### SHORT PROBLEM
Only the number is wanted: how many lines contain the string "text"?

Dataset entries:
* * * *
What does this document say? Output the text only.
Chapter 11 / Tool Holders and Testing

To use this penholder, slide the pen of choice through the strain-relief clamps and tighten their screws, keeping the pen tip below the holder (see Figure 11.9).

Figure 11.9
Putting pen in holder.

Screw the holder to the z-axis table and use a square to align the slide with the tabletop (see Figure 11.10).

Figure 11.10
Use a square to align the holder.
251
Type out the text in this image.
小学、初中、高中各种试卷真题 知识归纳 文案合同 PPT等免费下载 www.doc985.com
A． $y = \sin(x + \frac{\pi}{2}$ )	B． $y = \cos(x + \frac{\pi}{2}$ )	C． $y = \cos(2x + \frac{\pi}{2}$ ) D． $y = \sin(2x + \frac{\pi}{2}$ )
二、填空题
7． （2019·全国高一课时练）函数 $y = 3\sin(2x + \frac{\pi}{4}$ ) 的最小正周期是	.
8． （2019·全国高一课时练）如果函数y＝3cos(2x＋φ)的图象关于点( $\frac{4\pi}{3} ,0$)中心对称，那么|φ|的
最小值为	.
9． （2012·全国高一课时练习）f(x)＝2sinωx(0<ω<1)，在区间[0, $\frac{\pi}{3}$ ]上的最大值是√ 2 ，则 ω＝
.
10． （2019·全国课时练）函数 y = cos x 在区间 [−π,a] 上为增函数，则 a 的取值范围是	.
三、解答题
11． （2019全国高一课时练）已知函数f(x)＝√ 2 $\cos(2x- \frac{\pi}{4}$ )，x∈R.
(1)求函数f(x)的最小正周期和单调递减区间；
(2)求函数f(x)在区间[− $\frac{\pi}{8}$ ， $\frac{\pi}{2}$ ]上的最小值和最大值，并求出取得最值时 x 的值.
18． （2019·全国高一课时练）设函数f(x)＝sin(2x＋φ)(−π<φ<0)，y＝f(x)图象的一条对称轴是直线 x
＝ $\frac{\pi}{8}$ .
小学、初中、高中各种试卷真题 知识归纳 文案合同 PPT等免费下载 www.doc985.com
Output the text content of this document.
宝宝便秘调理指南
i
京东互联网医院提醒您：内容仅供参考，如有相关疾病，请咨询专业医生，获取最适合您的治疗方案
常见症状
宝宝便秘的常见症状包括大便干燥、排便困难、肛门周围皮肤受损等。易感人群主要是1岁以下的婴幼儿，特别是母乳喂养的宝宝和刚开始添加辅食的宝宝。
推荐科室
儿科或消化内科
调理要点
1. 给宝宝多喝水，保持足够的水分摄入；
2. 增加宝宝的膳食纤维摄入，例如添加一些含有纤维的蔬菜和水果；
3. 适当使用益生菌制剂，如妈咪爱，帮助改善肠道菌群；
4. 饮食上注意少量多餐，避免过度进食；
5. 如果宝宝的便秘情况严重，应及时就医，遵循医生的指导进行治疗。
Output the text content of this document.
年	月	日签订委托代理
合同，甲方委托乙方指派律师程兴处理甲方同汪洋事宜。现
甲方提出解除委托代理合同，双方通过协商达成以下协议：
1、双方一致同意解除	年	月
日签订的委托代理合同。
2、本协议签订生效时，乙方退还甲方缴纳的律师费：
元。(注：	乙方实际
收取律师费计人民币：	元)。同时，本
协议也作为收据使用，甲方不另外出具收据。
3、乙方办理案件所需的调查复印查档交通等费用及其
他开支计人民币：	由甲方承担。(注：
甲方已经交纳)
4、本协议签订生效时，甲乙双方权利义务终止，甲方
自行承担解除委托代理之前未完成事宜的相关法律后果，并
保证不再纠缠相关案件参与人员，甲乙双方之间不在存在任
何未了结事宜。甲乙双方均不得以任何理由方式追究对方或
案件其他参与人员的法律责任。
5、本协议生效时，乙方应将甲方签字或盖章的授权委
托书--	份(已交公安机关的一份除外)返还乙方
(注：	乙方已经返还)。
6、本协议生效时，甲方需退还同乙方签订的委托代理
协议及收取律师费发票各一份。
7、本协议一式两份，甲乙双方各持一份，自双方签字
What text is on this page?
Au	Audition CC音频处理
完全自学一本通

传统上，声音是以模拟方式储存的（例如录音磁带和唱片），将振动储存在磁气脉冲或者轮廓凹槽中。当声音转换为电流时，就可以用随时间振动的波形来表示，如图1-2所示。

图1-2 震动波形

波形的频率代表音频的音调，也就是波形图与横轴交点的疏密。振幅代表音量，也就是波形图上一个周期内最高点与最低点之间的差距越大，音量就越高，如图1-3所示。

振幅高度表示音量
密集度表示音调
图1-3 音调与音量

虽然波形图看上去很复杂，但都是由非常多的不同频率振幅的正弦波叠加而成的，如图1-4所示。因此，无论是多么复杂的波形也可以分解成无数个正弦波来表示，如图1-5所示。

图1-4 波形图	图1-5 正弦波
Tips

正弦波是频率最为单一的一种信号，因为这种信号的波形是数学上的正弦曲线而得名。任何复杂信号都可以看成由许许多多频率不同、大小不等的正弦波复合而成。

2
* * * *
### TASK OUTPUT
5